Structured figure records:
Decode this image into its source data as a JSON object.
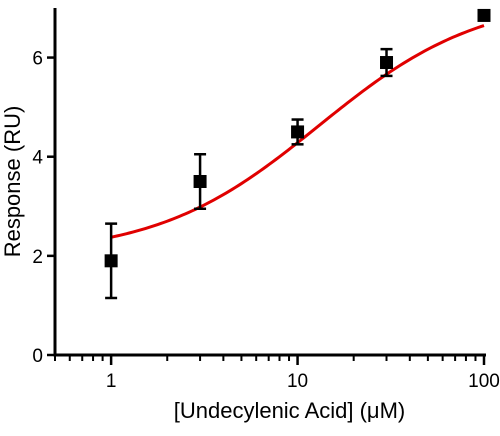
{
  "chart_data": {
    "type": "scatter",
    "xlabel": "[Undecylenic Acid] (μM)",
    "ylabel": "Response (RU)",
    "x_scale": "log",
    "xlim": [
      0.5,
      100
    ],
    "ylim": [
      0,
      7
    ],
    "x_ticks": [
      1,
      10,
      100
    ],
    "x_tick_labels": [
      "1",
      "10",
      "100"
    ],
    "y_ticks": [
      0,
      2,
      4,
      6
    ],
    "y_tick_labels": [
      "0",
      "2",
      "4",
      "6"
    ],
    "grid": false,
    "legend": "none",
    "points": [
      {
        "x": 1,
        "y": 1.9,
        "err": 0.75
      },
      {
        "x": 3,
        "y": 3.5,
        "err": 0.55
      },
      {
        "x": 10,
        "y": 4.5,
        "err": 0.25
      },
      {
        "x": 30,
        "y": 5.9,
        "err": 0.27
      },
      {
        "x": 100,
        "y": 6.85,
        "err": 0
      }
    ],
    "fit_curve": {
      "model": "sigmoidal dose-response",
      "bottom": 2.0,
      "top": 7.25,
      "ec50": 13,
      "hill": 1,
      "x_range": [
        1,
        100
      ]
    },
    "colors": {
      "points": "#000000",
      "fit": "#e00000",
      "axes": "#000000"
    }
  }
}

...

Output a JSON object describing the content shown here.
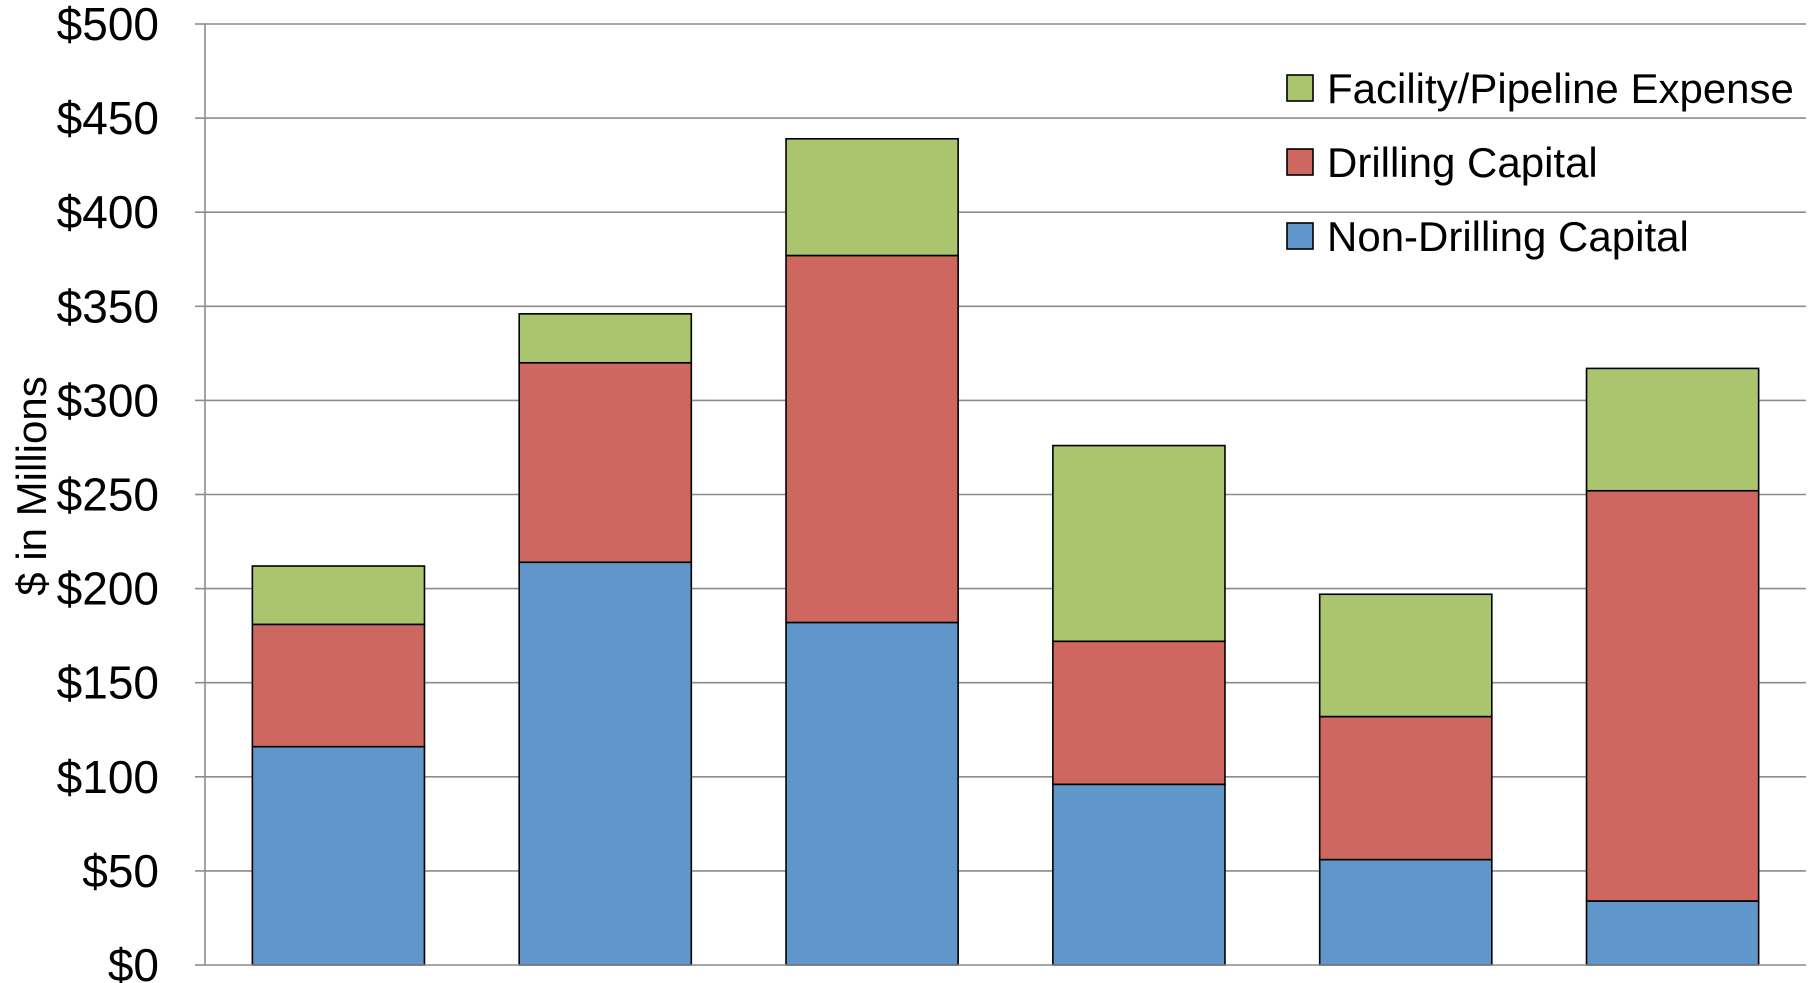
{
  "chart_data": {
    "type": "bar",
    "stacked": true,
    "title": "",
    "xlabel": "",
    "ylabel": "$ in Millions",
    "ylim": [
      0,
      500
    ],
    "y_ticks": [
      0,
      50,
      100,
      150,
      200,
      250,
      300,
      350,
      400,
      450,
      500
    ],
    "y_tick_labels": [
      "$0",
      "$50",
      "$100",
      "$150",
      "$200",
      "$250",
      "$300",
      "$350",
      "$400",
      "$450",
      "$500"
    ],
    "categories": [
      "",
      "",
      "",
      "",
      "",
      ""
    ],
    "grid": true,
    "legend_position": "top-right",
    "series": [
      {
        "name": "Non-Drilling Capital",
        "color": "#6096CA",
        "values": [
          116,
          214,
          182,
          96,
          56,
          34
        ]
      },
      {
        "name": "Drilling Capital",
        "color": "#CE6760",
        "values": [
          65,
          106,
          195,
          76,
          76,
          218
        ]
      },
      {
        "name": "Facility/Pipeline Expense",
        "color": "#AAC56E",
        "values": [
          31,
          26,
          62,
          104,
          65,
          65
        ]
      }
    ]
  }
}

* * *

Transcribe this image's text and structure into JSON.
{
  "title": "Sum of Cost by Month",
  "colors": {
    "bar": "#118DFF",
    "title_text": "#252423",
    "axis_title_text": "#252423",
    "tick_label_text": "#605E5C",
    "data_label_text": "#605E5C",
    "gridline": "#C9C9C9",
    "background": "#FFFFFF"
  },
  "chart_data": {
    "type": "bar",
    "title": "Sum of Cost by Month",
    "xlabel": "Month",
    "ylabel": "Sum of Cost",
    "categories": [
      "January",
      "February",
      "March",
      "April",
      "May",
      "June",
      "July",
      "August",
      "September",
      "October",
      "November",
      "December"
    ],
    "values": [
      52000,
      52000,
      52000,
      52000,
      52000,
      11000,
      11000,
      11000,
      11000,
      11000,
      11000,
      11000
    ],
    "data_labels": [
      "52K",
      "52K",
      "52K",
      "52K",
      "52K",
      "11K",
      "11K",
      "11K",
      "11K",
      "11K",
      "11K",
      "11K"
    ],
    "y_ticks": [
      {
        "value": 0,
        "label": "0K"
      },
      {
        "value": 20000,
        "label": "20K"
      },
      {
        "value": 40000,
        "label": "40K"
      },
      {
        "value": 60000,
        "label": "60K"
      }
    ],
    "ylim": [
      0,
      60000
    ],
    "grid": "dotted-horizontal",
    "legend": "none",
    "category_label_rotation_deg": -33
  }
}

(Your objective):
Identify and copy all lines with the word "name".

(Solution to this problem):
        "name": "Non-Drilling Capital",
        "name": "Drilling Capital",
        "name": "Facility/Pipeline Expense",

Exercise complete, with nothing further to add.